*TASK PROMPT*
Check every line of the entries for "this", and copy the lines that hold it.

--- BEGIN ---

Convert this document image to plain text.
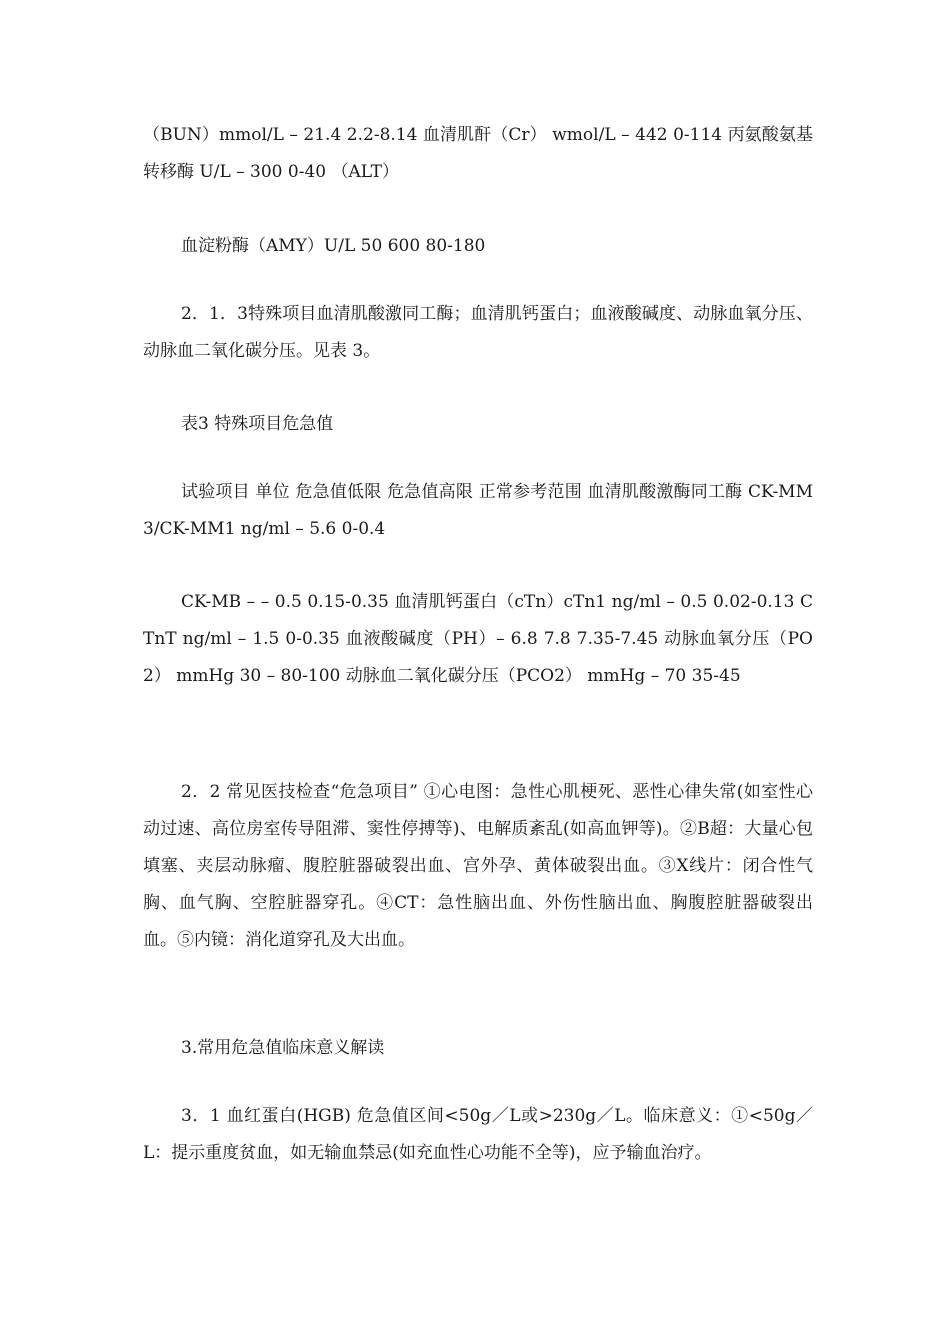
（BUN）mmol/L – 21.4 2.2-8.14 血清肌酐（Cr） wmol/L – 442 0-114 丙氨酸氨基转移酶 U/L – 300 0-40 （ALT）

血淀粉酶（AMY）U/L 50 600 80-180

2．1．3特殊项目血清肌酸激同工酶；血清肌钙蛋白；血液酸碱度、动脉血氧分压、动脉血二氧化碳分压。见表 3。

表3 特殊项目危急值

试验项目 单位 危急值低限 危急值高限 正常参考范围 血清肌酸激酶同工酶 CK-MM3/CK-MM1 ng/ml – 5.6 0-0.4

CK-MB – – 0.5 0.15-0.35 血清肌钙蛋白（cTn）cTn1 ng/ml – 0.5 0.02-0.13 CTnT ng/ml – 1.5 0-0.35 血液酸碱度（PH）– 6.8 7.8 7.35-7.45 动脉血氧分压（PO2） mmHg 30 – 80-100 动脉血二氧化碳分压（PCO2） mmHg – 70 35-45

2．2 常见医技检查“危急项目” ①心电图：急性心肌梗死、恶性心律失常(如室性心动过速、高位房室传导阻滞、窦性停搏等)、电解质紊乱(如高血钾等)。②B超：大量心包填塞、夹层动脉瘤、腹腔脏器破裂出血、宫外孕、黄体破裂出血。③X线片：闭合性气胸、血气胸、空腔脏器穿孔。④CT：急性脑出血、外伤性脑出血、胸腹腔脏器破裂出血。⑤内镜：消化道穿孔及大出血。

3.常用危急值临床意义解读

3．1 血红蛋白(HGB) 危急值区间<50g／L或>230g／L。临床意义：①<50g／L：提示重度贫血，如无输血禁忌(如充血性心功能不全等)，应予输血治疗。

--- END ---
--- BEGIN ---

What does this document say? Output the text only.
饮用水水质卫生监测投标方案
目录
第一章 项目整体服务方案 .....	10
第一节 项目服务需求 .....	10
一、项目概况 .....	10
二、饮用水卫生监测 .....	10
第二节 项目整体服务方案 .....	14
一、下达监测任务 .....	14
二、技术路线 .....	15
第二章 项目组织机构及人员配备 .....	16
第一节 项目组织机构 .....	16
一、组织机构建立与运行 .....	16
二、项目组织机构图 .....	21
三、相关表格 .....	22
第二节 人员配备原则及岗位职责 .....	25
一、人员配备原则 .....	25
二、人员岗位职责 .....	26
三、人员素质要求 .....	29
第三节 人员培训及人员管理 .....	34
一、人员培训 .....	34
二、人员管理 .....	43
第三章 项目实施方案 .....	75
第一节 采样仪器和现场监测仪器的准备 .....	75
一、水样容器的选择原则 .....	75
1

--- END ---

*TASK SOLUTION*
Convert this document image to plain text.
What does this document say? Output the text only.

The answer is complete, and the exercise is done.